§ WHAT IS EXPECTED
Wherever the string "σ²αγ" appears, copy the whole line.

-----

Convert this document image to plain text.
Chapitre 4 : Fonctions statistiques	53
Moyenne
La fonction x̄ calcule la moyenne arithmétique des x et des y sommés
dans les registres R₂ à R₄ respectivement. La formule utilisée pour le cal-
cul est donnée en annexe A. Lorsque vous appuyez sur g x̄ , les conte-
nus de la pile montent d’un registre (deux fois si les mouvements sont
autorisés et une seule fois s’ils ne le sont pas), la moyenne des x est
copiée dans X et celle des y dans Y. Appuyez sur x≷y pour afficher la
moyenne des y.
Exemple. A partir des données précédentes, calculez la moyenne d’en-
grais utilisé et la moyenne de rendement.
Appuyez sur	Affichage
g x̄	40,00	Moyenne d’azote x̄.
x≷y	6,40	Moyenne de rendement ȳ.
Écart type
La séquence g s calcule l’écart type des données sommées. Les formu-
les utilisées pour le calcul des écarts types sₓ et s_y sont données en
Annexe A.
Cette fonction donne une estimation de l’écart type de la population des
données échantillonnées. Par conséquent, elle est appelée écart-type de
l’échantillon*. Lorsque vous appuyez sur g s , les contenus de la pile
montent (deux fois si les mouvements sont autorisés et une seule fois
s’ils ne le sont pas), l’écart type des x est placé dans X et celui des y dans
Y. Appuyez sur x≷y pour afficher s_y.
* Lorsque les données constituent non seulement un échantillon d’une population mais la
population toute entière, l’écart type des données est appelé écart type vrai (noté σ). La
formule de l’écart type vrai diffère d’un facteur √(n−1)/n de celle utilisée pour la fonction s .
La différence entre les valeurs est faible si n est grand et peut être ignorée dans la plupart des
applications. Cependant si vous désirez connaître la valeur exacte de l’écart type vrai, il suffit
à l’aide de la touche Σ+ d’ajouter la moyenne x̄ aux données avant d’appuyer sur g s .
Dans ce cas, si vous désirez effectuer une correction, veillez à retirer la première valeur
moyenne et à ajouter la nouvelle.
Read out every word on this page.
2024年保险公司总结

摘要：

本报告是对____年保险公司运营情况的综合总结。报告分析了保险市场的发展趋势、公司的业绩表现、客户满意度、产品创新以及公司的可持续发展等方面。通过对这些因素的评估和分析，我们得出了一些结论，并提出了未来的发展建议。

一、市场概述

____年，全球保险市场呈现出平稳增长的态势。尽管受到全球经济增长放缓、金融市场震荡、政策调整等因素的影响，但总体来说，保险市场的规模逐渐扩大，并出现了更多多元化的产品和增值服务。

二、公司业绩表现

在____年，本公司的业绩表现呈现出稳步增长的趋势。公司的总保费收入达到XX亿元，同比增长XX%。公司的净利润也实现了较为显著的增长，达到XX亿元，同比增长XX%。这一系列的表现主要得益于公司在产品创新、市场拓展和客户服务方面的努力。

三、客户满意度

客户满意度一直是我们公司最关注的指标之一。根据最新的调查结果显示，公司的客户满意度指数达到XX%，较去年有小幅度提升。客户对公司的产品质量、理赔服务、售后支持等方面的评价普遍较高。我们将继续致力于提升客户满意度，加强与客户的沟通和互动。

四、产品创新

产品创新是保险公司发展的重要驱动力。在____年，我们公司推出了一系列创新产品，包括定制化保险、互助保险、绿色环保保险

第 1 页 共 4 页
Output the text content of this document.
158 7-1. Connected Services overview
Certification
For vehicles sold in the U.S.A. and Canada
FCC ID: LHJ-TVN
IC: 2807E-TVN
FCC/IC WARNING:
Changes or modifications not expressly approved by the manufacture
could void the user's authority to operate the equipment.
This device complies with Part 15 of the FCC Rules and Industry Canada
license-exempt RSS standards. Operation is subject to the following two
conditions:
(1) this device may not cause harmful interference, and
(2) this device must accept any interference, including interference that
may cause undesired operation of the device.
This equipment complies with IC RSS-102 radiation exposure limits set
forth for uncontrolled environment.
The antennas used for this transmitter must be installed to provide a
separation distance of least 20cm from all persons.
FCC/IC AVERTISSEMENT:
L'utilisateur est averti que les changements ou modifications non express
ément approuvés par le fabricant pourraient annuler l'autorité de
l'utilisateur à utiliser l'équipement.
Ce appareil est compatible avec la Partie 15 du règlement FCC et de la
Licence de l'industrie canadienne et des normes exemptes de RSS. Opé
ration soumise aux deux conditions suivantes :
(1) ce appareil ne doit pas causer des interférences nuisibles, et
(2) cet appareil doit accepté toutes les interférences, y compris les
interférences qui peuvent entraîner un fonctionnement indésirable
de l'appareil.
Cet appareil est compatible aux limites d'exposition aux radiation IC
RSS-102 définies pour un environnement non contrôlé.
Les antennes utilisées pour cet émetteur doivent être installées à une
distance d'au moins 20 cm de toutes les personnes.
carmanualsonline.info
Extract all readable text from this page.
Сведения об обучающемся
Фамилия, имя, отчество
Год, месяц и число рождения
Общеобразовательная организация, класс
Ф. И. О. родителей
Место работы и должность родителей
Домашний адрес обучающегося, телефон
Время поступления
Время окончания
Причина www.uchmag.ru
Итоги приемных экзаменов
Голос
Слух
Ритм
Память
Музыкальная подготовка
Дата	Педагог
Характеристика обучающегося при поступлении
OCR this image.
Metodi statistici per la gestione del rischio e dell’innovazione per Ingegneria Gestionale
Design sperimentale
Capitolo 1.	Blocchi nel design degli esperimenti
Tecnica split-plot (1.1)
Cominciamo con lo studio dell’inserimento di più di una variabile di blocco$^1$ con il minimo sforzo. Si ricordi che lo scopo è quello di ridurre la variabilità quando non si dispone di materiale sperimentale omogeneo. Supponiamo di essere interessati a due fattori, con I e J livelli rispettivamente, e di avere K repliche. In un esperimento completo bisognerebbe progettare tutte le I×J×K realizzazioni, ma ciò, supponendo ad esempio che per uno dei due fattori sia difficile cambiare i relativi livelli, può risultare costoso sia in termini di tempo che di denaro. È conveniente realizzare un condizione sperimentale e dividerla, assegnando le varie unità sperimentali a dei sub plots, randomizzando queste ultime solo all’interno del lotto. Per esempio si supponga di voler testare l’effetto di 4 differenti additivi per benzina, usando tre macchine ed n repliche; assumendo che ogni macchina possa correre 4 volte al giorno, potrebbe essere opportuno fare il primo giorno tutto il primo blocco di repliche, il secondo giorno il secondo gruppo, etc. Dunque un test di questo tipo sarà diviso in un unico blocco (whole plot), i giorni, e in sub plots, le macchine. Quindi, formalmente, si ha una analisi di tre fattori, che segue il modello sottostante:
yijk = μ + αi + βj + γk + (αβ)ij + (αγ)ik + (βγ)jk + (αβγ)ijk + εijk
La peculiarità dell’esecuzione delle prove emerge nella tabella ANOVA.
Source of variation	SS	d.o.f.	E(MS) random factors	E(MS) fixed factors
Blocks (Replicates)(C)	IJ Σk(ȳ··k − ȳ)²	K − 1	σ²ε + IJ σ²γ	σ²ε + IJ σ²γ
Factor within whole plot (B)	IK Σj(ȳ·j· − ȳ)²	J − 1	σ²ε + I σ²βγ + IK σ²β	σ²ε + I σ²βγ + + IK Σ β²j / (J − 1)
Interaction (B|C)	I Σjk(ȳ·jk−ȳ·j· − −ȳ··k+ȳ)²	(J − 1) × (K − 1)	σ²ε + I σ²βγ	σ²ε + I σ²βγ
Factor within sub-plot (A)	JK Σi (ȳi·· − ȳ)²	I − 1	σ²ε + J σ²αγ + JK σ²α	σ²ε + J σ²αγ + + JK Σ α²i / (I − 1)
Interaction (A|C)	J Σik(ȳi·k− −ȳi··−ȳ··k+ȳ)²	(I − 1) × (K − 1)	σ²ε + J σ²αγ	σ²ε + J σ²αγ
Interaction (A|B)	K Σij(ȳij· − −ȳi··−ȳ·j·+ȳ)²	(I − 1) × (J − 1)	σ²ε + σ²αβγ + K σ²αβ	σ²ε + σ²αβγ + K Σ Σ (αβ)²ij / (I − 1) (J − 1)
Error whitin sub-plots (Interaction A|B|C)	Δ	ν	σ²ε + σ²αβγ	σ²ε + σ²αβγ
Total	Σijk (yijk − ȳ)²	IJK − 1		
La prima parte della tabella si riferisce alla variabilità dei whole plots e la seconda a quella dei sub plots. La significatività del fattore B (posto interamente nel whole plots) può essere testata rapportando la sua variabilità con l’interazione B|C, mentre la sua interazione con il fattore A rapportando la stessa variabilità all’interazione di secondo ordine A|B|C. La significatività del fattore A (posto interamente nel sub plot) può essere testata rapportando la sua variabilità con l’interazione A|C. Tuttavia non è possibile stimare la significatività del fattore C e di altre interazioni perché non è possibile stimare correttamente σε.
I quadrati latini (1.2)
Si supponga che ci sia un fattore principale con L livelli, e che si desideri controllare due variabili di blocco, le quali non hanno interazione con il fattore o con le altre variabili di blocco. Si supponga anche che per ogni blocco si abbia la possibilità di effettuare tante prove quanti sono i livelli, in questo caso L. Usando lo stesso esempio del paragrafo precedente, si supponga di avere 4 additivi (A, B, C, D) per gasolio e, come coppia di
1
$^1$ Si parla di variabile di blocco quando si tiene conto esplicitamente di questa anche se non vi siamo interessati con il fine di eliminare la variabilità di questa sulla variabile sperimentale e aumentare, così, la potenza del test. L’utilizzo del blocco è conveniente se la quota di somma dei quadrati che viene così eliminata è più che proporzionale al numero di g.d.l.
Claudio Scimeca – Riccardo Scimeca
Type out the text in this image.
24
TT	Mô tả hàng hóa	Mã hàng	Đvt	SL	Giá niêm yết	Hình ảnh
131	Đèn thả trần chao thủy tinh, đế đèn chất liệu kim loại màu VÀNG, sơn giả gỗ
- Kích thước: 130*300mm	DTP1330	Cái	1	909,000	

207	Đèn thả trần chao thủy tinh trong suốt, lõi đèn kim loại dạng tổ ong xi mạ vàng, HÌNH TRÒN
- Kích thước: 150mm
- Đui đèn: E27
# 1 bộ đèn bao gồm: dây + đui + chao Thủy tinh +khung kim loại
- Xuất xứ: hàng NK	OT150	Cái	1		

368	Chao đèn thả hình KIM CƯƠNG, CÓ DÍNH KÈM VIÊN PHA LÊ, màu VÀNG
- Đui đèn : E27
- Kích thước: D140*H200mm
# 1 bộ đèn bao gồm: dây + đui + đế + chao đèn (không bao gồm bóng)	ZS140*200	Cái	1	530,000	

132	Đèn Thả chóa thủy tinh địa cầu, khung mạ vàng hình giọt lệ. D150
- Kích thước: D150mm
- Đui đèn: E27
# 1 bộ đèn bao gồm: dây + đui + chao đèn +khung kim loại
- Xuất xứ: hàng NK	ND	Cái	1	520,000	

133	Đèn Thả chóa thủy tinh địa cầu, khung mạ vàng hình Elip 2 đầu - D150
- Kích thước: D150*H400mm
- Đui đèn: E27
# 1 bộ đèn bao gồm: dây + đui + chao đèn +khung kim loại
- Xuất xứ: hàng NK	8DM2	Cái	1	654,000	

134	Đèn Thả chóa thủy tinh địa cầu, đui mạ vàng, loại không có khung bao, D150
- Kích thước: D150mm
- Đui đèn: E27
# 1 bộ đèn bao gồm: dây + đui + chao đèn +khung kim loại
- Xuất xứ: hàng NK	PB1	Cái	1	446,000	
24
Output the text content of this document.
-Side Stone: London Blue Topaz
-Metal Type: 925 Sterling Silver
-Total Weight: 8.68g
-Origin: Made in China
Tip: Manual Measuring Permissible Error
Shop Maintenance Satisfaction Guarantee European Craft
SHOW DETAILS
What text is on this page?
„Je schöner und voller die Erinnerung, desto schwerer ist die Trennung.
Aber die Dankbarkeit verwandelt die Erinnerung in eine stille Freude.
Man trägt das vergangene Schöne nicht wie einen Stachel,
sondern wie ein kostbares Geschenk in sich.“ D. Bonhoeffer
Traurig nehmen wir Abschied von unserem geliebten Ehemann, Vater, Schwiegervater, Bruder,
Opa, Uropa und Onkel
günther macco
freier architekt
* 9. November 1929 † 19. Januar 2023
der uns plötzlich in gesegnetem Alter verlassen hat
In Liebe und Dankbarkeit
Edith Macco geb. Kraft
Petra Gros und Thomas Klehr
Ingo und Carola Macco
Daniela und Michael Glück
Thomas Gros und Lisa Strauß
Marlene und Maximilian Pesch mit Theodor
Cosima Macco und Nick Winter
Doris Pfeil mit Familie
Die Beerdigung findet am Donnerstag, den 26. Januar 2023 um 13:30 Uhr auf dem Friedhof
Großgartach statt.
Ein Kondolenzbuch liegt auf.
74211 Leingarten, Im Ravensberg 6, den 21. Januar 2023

-----

§ CORRECT RESULT
Factor within sub-plot (A)	JK Σi (ȳi·· − ȳ)²	I − 1	σ²ε + J σ²αγ + JK σ²α	σ²ε + J σ²αγ + + JK Σ α²i / (I − 1)
Interaction (A|C)	J Σik(ȳi·k− −ȳi··−ȳ··k+ȳ)²	(I − 1) × (K − 1)	σ²ε + J σ²αγ	σ²ε + J σ²αγ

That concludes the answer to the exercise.